Leave the pictures out, and retype all of the material exactly as written.

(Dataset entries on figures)
------------------------------------
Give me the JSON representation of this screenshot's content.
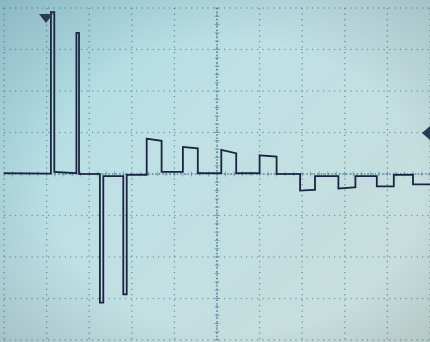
{
  "screen": {
    "background": "#bfe0e5",
    "grid_color": "#4a7f95",
    "trace_color": "#1a2440",
    "marker_color": "#2b3a55",
    "grid": {
      "divisions_x": 10,
      "divisions_y": 8,
      "minor_per_division": 5,
      "style": "dotted"
    }
  },
  "markers": {
    "trigger_position": "top-left",
    "level_marker": "right-edge"
  },
  "chart_data": {
    "type": "line",
    "title": "",
    "xlabel": "",
    "ylabel": "",
    "grid": true,
    "xlim": [
      0,
      10
    ],
    "ylim": [
      -4,
      4
    ],
    "series": [
      {
        "points": [
          [
            0.0,
            0.02
          ],
          [
            1.1,
            0.01
          ],
          [
            1.1,
            3.9
          ],
          [
            1.18,
            3.9
          ],
          [
            1.18,
            0.05
          ],
          [
            1.7,
            0.02
          ],
          [
            1.7,
            3.4
          ],
          [
            1.76,
            3.4
          ],
          [
            1.76,
            0.0
          ],
          [
            2.25,
            0.0
          ],
          [
            2.25,
            -3.1
          ],
          [
            2.33,
            -3.1
          ],
          [
            2.33,
            -0.05
          ],
          [
            2.8,
            -0.05
          ],
          [
            2.8,
            -2.9
          ],
          [
            2.88,
            -2.9
          ],
          [
            2.88,
            -0.02
          ],
          [
            3.35,
            -0.02
          ],
          [
            3.35,
            0.85
          ],
          [
            3.7,
            0.8
          ],
          [
            3.7,
            0.05
          ],
          [
            4.2,
            0.05
          ],
          [
            4.2,
            0.65
          ],
          [
            4.55,
            0.62
          ],
          [
            4.55,
            0.02
          ],
          [
            5.1,
            0.02
          ],
          [
            5.1,
            0.58
          ],
          [
            5.45,
            0.5
          ],
          [
            5.45,
            0.02
          ],
          [
            6.0,
            0.02
          ],
          [
            6.0,
            0.45
          ],
          [
            6.4,
            0.42
          ],
          [
            6.4,
            0.0
          ],
          [
            6.95,
            0.0
          ],
          [
            6.95,
            -0.4
          ],
          [
            7.3,
            -0.38
          ],
          [
            7.3,
            -0.05
          ],
          [
            7.85,
            -0.05
          ],
          [
            7.85,
            -0.35
          ],
          [
            8.25,
            -0.32
          ],
          [
            8.25,
            -0.05
          ],
          [
            8.75,
            -0.05
          ],
          [
            8.75,
            -0.3
          ],
          [
            9.15,
            -0.3
          ],
          [
            9.15,
            -0.02
          ],
          [
            9.6,
            -0.02
          ],
          [
            9.6,
            -0.25
          ],
          [
            10.0,
            -0.25
          ]
        ]
      }
    ]
  }
}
------------------------------------
Written reply -
Give me the JSON representation of this screenshot's content.
{
  "screen": {
    "background": "#bfe0e5",
    "grid_color": "#4a7f95",
    "trace_color": "#1a2440",
    "marker_color": "#2b3a55",
    "grid": {
      "divisions_x": 10,
      "divisions_y": 8,
      "minor_per_division": 5,
      "style": "dotted"
    }
  },
  "markers": {
    "trigger_position": "top-left",
    "level_marker": "right-edge"
  },
  "chart_data": {
    "type": "line",
    "title": "",
    "xlabel": "",
    "ylabel": "",
    "grid": true,
    "xlim": [
      0,
      10
    ],
    "ylim": [
      -4,
      4
    ],
    "series": [
      {
        "points": [
          [
            0.0,
            0.02
          ],
          [
            1.1,
            0.01
          ],
          [
            1.1,
            3.9
          ],
          [
            1.18,
            3.9
          ],
          [
            1.18,
            0.05
          ],
          [
            1.7,
            0.02
          ],
          [
            1.7,
            3.4
          ],
          [
            1.76,
            3.4
          ],
          [
            1.76,
            0.0
          ],
          [
            2.25,
            0.0
          ],
          [
            2.25,
            -3.1
          ],
          [
            2.33,
            -3.1
          ],
          [
            2.33,
            -0.05
          ],
          [
            2.8,
            -0.05
          ],
          [
            2.8,
            -2.9
          ],
          [
            2.88,
            -2.9
          ],
          [
            2.88,
            -0.02
          ],
          [
            3.35,
            -0.02
          ],
          [
            3.35,
            0.85
          ],
          [
            3.7,
            0.8
          ],
          [
            3.7,
            0.05
          ],
          [
            4.2,
            0.05
          ],
          [
            4.2,
            0.65
          ],
          [
            4.55,
            0.62
          ],
          [
            4.55,
            0.02
          ],
          [
            5.1,
            0.02
          ],
          [
            5.1,
            0.58
          ],
          [
            5.45,
            0.5
          ],
          [
            5.45,
            0.02
          ],
          [
            6.0,
            0.02
          ],
          [
            6.0,
            0.45
          ],
          [
            6.4,
            0.42
          ],
          [
            6.4,
            0.0
          ],
          [
            6.95,
            0.0
          ],
          [
            6.95,
            -0.4
          ],
          [
            7.3,
            -0.38
          ],
          [
            7.3,
            -0.05
          ],
          [
            7.85,
            -0.05
          ],
          [
            7.85,
            -0.35
          ],
          [
            8.25,
            -0.32
          ],
          [
            8.25,
            -0.05
          ],
          [
            8.75,
            -0.05
          ],
          [
            8.75,
            -0.3
          ],
          [
            9.15,
            -0.3
          ],
          [
            9.15,
            -0.02
          ],
          [
            9.6,
            -0.02
          ],
          [
            9.6,
            -0.25
          ],
          [
            10.0,
            -0.25
          ]
        ]
      }
    ]
  }
}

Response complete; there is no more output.